Available records:
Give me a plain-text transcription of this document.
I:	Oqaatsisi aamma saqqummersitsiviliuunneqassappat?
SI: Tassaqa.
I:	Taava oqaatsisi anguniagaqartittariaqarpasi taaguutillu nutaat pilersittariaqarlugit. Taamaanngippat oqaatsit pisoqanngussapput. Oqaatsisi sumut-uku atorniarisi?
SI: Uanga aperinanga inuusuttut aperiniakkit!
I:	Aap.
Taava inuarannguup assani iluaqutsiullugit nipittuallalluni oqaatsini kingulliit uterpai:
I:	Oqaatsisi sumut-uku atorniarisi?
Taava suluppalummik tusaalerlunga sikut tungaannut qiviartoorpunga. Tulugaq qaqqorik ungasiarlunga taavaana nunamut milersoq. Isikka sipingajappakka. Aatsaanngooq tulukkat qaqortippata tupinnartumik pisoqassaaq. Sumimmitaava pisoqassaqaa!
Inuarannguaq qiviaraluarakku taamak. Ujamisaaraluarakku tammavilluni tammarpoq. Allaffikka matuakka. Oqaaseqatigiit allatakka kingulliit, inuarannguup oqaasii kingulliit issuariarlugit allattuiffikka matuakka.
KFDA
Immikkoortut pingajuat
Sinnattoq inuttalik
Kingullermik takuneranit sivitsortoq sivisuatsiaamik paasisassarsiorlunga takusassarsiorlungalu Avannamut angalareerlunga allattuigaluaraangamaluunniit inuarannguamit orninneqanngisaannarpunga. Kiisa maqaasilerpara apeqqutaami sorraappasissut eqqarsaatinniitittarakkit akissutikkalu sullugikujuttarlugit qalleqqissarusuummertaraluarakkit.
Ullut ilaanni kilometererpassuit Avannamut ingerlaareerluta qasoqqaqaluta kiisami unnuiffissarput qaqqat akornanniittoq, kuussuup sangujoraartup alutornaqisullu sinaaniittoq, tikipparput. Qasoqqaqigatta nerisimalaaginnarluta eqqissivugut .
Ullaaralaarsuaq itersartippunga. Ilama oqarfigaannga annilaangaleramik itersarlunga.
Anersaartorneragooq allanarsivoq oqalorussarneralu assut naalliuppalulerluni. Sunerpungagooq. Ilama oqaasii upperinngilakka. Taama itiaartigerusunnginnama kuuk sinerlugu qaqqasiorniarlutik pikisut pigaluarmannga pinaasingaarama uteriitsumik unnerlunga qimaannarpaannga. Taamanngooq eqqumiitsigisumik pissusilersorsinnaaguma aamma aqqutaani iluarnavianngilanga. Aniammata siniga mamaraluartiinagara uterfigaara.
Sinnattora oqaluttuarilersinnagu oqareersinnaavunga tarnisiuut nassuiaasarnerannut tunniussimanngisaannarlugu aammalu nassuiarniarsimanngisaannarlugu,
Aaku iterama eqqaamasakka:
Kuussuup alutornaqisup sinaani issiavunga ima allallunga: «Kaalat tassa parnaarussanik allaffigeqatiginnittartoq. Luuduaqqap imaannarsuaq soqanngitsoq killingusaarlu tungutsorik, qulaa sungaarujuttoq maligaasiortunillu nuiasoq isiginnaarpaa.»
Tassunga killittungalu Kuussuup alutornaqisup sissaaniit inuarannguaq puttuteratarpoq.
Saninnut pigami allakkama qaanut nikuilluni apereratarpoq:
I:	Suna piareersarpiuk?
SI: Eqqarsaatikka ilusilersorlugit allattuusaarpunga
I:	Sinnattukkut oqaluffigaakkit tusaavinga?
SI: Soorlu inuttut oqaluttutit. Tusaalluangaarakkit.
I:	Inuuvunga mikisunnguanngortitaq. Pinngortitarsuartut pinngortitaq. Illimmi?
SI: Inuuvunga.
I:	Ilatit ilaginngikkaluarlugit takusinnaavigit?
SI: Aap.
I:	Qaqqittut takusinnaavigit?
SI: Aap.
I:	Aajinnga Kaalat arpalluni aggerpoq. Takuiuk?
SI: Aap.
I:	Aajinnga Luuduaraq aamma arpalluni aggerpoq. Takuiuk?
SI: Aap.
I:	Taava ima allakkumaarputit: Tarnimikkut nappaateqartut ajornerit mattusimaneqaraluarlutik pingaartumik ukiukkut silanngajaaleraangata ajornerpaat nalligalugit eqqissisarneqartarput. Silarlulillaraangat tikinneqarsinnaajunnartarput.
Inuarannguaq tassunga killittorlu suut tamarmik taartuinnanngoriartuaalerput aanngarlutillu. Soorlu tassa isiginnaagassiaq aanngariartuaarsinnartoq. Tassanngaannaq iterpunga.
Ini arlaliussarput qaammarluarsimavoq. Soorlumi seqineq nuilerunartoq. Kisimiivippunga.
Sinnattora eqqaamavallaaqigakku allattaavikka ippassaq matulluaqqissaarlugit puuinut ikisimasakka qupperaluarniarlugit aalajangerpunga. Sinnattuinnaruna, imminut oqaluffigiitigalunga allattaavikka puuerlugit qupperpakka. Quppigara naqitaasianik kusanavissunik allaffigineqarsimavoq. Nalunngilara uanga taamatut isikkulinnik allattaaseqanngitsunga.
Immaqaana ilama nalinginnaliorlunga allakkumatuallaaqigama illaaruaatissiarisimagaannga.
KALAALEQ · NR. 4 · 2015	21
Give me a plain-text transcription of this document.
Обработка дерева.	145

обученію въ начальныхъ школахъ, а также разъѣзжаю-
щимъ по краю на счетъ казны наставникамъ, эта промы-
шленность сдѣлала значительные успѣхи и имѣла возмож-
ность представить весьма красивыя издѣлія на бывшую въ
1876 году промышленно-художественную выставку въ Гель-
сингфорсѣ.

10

Goal: Write down the full listing again, exactly.

Task solution:
Give me a plain-text transcription of this document.
I:	Oqaatsisi aamma saqqummersitsiviliuunneqassappat?
SI: Tassaqa.
I:	Taava oqaatsisi anguniagaqartittariaqarpasi taaguutillu nutaat pilersittariaqarlugit. Taamaanngippat oqaatsit pisoqanngussapput. Oqaatsisi sumut-uku atorniarisi?
SI: Uanga aperinanga inuusuttut aperiniakkit!
I:	Aap.
Taava inuarannguup assani iluaqutsiullugit nipittuallalluni oqaatsini kingulliit uterpai:
I:	Oqaatsisi sumut-uku atorniarisi?
Taava suluppalummik tusaalerlunga sikut tungaannut qiviartoorpunga. Tulugaq qaqqorik ungasiarlunga taavaana nunamut milersoq. Isikka sipingajappakka. Aatsaanngooq tulukkat qaqortippata tupinnartumik pisoqassaaq. Sumimmitaava pisoqassaqaa!
Inuarannguaq qiviaraluarakku taamak. Ujamisaaraluarakku tammavilluni tammarpoq. Allaffikka matuakka. Oqaaseqatigiit allatakka kingulliit, inuarannguup oqaasii kingulliit issuariarlugit allattuiffikka matuakka.
KFDA
Immikkoortut pingajuat
Sinnattoq inuttalik
Kingullermik takuneranit sivitsortoq sivisuatsiaamik paasisassarsiorlunga takusassarsiorlungalu Avannamut angalareerlunga allattuigaluaraangamaluunniit inuarannguamit orninneqanngisaannarpunga. Kiisa maqaasilerpara apeqqutaami sorraappasissut eqqarsaatinniitittarakkit akissutikkalu sullugikujuttarlugit qalleqqissarusuummertaraluarakkit.
Ullut ilaanni kilometererpassuit Avannamut ingerlaareerluta qasoqqaqaluta kiisami unnuiffissarput qaqqat akornanniittoq, kuussuup sangujoraartup alutornaqisullu sinaaniittoq, tikipparput. Qasoqqaqigatta nerisimalaaginnarluta eqqissivugut .
Ullaaralaarsuaq itersartippunga. Ilama oqarfigaannga annilaangaleramik itersarlunga.
Anersaartorneragooq allanarsivoq oqalorussarneralu assut naalliuppalulerluni. Sunerpungagooq. Ilama oqaasii upperinngilakka. Taama itiaartigerusunnginnama kuuk sinerlugu qaqqasiorniarlutik pikisut pigaluarmannga pinaasingaarama uteriitsumik unnerlunga qimaannarpaannga. Taamanngooq eqqumiitsigisumik pissusilersorsinnaaguma aamma aqqutaani iluarnavianngilanga. Aniammata siniga mamaraluartiinagara uterfigaara.
Sinnattora oqaluttuarilersinnagu oqareersinnaavunga tarnisiuut nassuiaasarnerannut tunniussimanngisaannarlugu aammalu nassuiarniarsimanngisaannarlugu,
Aaku iterama eqqaamasakka:
Kuussuup alutornaqisup sinaani issiavunga ima allallunga: «Kaalat tassa parnaarussanik allaffigeqatiginnittartoq. Luuduaqqap imaannarsuaq soqanngitsoq killingusaarlu tungutsorik, qulaa sungaarujuttoq maligaasiortunillu nuiasoq isiginnaarpaa.»
Tassunga killittungalu Kuussuup alutornaqisup sissaaniit inuarannguaq puttuteratarpoq.
Saninnut pigami allakkama qaanut nikuilluni apereratarpoq:
I:	Suna piareersarpiuk?
SI: Eqqarsaatikka ilusilersorlugit allattuusaarpunga
I:	Sinnattukkut oqaluffigaakkit tusaavinga?
SI: Soorlu inuttut oqaluttutit. Tusaalluangaarakkit.
I:	Inuuvunga mikisunnguanngortitaq. Pinngortitarsuartut pinngortitaq. Illimmi?
SI: Inuuvunga.
I:	Ilatit ilaginngikkaluarlugit takusinnaavigit?
SI: Aap.
I:	Qaqqittut takusinnaavigit?
SI: Aap.
I:	Aajinnga Kaalat arpalluni aggerpoq. Takuiuk?
SI: Aap.
I:	Aajinnga Luuduaraq aamma arpalluni aggerpoq. Takuiuk?
SI: Aap.
I:	Taava ima allakkumaarputit: Tarnimikkut nappaateqartut ajornerit mattusimaneqaraluarlutik pingaartumik ukiukkut silanngajaaleraangata ajornerpaat nalligalugit eqqissisarneqartarput. Silarlulillaraangat tikinneqarsinnaajunnartarput.
Inuarannguaq tassunga killittorlu suut tamarmik taartuinnanngoriartuaalerput aanngarlutillu. Soorlu tassa isiginnaagassiaq aanngariartuaarsinnartoq. Tassanngaannaq iterpunga.
Ini arlaliussarput qaammarluarsimavoq. Soorlumi seqineq nuilerunartoq. Kisimiivippunga.
Sinnattora eqqaamavallaaqigakku allattaavikka ippassaq matulluaqqissaarlugit puuinut ikisimasakka qupperaluarniarlugit aalajangerpunga. Sinnattuinnaruna, imminut oqaluffigiitigalunga allattaavikka puuerlugit qupperpakka. Quppigara naqitaasianik kusanavissunik allaffigineqarsimavoq. Nalunngilara uanga taamatut isikkulinnik allattaaseqanngitsunga.
Immaqaana ilama nalinginnaliorlunga allakkumatuallaaqigama illaaruaatissiarisimagaannga.
KALAALEQ · NR. 4 · 2015	21
Give me a plain-text transcription of this document.
Обработка дерева.	145

обученію въ начальныхъ школахъ, а также разъѣзжаю-
щимъ по краю на счетъ казны наставникамъ, эта промы-
шленность сдѣлала значительные успѣхи и имѣла возмож-
ность представить весьма красивыя издѣлія на бывшую въ
1876 году промышленно-художественную выставку въ Гель-
сингфорсѣ.

10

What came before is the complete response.